Data lines>
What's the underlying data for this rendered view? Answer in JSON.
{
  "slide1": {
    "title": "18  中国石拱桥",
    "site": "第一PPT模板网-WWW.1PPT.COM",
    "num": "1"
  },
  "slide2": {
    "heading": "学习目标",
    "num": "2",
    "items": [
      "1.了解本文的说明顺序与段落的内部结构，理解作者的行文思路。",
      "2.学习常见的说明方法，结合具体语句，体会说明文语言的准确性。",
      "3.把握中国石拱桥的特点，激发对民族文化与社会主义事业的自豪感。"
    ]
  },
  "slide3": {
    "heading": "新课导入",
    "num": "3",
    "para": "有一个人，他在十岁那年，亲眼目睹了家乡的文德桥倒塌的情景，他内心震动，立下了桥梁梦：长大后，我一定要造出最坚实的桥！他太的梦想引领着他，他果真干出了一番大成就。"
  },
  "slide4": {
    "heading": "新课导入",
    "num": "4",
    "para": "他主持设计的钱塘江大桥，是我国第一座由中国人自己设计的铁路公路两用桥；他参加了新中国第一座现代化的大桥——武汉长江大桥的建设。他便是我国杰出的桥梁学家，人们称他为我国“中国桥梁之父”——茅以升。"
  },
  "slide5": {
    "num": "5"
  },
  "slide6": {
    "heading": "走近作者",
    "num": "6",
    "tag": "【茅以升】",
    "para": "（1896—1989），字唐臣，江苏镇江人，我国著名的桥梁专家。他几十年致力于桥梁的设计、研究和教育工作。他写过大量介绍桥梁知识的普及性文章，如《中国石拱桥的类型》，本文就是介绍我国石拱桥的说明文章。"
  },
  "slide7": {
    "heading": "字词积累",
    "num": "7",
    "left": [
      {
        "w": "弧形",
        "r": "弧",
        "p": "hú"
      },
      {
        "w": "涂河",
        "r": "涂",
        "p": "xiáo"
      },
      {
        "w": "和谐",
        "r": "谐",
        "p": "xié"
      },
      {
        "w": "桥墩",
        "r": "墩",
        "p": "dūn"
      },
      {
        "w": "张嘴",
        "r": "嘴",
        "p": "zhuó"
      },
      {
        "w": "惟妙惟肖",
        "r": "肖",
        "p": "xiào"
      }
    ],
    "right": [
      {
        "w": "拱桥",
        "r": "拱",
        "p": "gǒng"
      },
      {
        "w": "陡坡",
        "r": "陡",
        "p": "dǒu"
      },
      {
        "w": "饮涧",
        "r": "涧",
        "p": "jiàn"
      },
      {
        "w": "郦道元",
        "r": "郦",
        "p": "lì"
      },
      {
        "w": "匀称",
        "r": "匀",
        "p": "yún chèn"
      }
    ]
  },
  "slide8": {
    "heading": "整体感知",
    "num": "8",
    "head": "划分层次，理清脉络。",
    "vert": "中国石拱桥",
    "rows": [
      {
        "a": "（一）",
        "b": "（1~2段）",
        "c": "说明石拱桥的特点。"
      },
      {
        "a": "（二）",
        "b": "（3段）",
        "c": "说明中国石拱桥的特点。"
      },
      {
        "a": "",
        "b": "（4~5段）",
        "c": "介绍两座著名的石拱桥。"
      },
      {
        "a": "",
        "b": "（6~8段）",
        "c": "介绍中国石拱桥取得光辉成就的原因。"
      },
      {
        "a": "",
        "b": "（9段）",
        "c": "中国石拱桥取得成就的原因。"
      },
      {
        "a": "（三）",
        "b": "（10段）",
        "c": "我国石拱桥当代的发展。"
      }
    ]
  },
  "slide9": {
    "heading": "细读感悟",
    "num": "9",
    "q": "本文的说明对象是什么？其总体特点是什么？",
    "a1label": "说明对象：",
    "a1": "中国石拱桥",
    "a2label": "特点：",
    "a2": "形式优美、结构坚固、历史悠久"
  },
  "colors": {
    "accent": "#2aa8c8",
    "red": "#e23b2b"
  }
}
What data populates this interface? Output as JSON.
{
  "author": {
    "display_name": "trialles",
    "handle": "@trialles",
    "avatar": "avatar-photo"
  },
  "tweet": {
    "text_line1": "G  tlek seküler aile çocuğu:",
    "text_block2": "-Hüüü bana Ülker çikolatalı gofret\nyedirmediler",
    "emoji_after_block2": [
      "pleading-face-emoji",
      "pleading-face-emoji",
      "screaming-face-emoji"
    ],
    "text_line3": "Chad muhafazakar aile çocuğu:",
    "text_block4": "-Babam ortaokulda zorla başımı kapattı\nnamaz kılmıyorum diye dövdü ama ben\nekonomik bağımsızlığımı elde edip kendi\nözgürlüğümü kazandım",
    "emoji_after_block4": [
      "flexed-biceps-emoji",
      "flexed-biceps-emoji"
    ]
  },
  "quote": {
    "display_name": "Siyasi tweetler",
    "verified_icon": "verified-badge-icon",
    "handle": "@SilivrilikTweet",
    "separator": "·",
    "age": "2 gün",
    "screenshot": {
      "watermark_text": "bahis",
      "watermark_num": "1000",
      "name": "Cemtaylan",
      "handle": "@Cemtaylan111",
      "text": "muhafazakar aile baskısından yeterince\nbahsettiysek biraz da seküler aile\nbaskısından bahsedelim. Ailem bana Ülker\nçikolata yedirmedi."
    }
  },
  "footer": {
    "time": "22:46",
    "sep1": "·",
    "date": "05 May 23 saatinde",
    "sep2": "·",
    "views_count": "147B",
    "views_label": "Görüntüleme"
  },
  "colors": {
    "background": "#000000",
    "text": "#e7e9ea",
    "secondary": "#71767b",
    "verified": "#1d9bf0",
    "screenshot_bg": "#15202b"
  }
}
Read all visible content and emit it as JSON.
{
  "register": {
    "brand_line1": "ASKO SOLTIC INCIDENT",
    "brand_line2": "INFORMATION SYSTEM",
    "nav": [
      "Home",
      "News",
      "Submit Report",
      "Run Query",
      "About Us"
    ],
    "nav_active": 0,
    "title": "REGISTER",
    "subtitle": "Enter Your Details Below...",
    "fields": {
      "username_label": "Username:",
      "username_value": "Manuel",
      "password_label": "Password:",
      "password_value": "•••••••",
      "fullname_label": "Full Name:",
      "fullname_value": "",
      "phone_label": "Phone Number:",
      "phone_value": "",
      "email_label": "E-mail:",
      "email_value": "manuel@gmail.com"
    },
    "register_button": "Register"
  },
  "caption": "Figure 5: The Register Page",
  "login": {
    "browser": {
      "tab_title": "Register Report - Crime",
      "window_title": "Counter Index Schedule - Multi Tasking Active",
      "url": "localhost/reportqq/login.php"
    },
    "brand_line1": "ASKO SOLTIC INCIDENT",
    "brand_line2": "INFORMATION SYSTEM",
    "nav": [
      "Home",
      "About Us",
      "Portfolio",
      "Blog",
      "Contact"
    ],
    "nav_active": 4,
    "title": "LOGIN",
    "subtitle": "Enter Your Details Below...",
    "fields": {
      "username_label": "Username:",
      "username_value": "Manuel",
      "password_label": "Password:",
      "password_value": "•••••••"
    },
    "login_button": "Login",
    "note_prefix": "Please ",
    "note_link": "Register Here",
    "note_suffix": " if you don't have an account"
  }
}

Job> Quote the whole listing above, leaving nothing out.

Exercise answer>
What's the underlying data for this rendered view? Answer in JSON.
{
  "slide1": {
    "title": "18  中国石拱桥",
    "site": "第一PPT模板网-WWW.1PPT.COM",
    "num": "1"
  },
  "slide2": {
    "heading": "学习目标",
    "num": "2",
    "items": [
      "1.了解本文的说明顺序与段落的内部结构，理解作者的行文思路。",
      "2.学习常见的说明方法，结合具体语句，体会说明文语言的准确性。",
      "3.把握中国石拱桥的特点，激发对民族文化与社会主义事业的自豪感。"
    ]
  },
  "slide3": {
    "heading": "新课导入",
    "num": "3",
    "para": "有一个人，他在十岁那年，亲眼目睹了家乡的文德桥倒塌的情景，他内心震动，立下了桥梁梦：长大后，我一定要造出最坚实的桥！他太的梦想引领着他，他果真干出了一番大成就。"
  },
  "slide4": {
    "heading": "新课导入",
    "num": "4",
    "para": "他主持设计的钱塘江大桥，是我国第一座由中国人自己设计的铁路公路两用桥；他参加了新中国第一座现代化的大桥——武汉长江大桥的建设。他便是我国杰出的桥梁学家，人们称他为我国“中国桥梁之父”——茅以升。"
  },
  "slide5": {
    "num": "5"
  },
  "slide6": {
    "heading": "走近作者",
    "num": "6",
    "tag": "【茅以升】",
    "para": "（1896—1989），字唐臣，江苏镇江人，我国著名的桥梁专家。他几十年致力于桥梁的设计、研究和教育工作。他写过大量介绍桥梁知识的普及性文章，如《中国石拱桥的类型》，本文就是介绍我国石拱桥的说明文章。"
  },
  "slide7": {
    "heading": "字词积累",
    "num": "7",
    "left": [
      {
        "w": "弧形",
        "r": "弧",
        "p": "hú"
      },
      {
        "w": "涂河",
        "r": "涂",
        "p": "xiáo"
      },
      {
        "w": "和谐",
        "r": "谐",
        "p": "xié"
      },
      {
        "w": "桥墩",
        "r": "墩",
        "p": "dūn"
      },
      {
        "w": "张嘴",
        "r": "嘴",
        "p": "zhuó"
      },
      {
        "w": "惟妙惟肖",
        "r": "肖",
        "p": "xiào"
      }
    ],
    "right": [
      {
        "w": "拱桥",
        "r": "拱",
        "p": "gǒng"
      },
      {
        "w": "陡坡",
        "r": "陡",
        "p": "dǒu"
      },
      {
        "w": "饮涧",
        "r": "涧",
        "p": "jiàn"
      },
      {
        "w": "郦道元",
        "r": "郦",
        "p": "lì"
      },
      {
        "w": "匀称",
        "r": "匀",
        "p": "yún chèn"
      }
    ]
  },
  "slide8": {
    "heading": "整体感知",
    "num": "8",
    "head": "划分层次，理清脉络。",
    "vert": "中国石拱桥",
    "rows": [
      {
        "a": "（一）",
        "b": "（1~2段）",
        "c": "说明石拱桥的特点。"
      },
      {
        "a": "（二）",
        "b": "（3段）",
        "c": "说明中国石拱桥的特点。"
      },
      {
        "a": "",
        "b": "（4~5段）",
        "c": "介绍两座著名的石拱桥。"
      },
      {
        "a": "",
        "b": "（6~8段）",
        "c": "介绍中国石拱桥取得光辉成就的原因。"
      },
      {
        "a": "",
        "b": "（9段）",
        "c": "中国石拱桥取得成就的原因。"
      },
      {
        "a": "（三）",
        "b": "（10段）",
        "c": "我国石拱桥当代的发展。"
      }
    ]
  },
  "slide9": {
    "heading": "细读感悟",
    "num": "9",
    "q": "本文的说明对象是什么？其总体特点是什么？",
    "a1label": "说明对象：",
    "a1": "中国石拱桥",
    "a2label": "特点：",
    "a2": "形式优美、结构坚固、历史悠久"
  },
  "colors": {
    "accent": "#2aa8c8",
    "red": "#e23b2b"
  }
}
What data populates this interface? Output as JSON.
{
  "author": {
    "display_name": "trialles",
    "handle": "@trialles",
    "avatar": "avatar-photo"
  },
  "tweet": {
    "text_line1": "G  tlek seküler aile çocuğu:",
    "text_block2": "-Hüüü bana Ülker çikolatalı gofret\nyedirmediler",
    "emoji_after_block2": [
      "pleading-face-emoji",
      "pleading-face-emoji",
      "screaming-face-emoji"
    ],
    "text_line3": "Chad muhafazakar aile çocuğu:",
    "text_block4": "-Babam ortaokulda zorla başımı kapattı\nnamaz kılmıyorum diye dövdü ama ben\nekonomik bağımsızlığımı elde edip kendi\nözgürlüğümü kazandım",
    "emoji_after_block4": [
      "flexed-biceps-emoji",
      "flexed-biceps-emoji"
    ]
  },
  "quote": {
    "display_name": "Siyasi tweetler",
    "verified_icon": "verified-badge-icon",
    "handle": "@SilivrilikTweet",
    "separator": "·",
    "age": "2 gün",
    "screenshot": {
      "watermark_text": "bahis",
      "watermark_num": "1000",
      "name": "Cemtaylan",
      "handle": "@Cemtaylan111",
      "text": "muhafazakar aile baskısından yeterince\nbahsettiysek biraz da seküler aile\nbaskısından bahsedelim. Ailem bana Ülker\nçikolata yedirmedi."
    }
  },
  "footer": {
    "time": "22:46",
    "sep1": "·",
    "date": "05 May 23 saatinde",
    "sep2": "·",
    "views_count": "147B",
    "views_label": "Görüntüleme"
  },
  "colors": {
    "background": "#000000",
    "text": "#e7e9ea",
    "secondary": "#71767b",
    "verified": "#1d9bf0",
    "screenshot_bg": "#15202b"
  }
}
Read all visible content and emit it as JSON.
{
  "register": {
    "brand_line1": "ASKO SOLTIC INCIDENT",
    "brand_line2": "INFORMATION SYSTEM",
    "nav": [
      "Home",
      "News",
      "Submit Report",
      "Run Query",
      "About Us"
    ],
    "nav_active": 0,
    "title": "REGISTER",
    "subtitle": "Enter Your Details Below...",
    "fields": {
      "username_label": "Username:",
      "username_value": "Manuel",
      "password_label": "Password:",
      "password_value": "•••••••",
      "fullname_label": "Full Name:",
      "fullname_value": "",
      "phone_label": "Phone Number:",
      "phone_value": "",
      "email_label": "E-mail:",
      "email_value": "manuel@gmail.com"
    },
    "register_button": "Register"
  },
  "caption": "Figure 5: The Register Page",
  "login": {
    "browser": {
      "tab_title": "Register Report - Crime",
      "window_title": "Counter Index Schedule - Multi Tasking Active",
      "url": "localhost/reportqq/login.php"
    },
    "brand_line1": "ASKO SOLTIC INCIDENT",
    "brand_line2": "INFORMATION SYSTEM",
    "nav": [
      "Home",
      "About Us",
      "Portfolio",
      "Blog",
      "Contact"
    ],
    "nav_active": 4,
    "title": "LOGIN",
    "subtitle": "Enter Your Details Below...",
    "fields": {
      "username_label": "Username:",
      "username_value": "Manuel",
      "password_label": "Password:",
      "password_value": "•••••••"
    },
    "login_button": "Login",
    "note_prefix": "Please ",
    "note_link": "Register Here",
    "note_suffix": " if you don't have an account"
  }
}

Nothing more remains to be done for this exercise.